[Dataset records]
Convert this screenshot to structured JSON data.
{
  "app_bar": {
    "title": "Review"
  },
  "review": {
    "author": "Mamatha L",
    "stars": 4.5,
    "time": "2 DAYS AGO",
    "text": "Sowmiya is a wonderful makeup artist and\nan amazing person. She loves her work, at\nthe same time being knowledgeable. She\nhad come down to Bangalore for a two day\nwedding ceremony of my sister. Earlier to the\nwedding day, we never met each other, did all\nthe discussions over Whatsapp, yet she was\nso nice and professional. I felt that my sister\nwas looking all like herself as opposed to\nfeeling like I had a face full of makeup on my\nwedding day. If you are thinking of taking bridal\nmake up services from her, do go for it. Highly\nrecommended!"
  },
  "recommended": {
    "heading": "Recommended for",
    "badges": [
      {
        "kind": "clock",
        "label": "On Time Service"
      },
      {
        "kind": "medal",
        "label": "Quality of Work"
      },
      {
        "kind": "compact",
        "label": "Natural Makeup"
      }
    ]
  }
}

■ **What to work on**
Transcribe the full listing above without leaving anything out.

■ **Complete response**
Convert this screenshot to structured JSON data.
{
  "app_bar": {
    "title": "Review"
  },
  "review": {
    "author": "Mamatha L",
    "stars": 4.5,
    "time": "2 DAYS AGO",
    "text": "Sowmiya is a wonderful makeup artist and\nan amazing person. She loves her work, at\nthe same time being knowledgeable. She\nhad come down to Bangalore for a two day\nwedding ceremony of my sister. Earlier to the\nwedding day, we never met each other, did all\nthe discussions over Whatsapp, yet she was\nso nice and professional. I felt that my sister\nwas looking all like herself as opposed to\nfeeling like I had a face full of makeup on my\nwedding day. If you are thinking of taking bridal\nmake up services from her, do go for it. Highly\nrecommended!"
  },
  "recommended": {
    "heading": "Recommended for",
    "badges": [
      {
        "kind": "clock",
        "label": "On Time Service"
      },
      {
        "kind": "medal",
        "label": "Quality of Work"
      },
      {
        "kind": "compact",
        "label": "Natural Makeup"
      }
    ]
  }
}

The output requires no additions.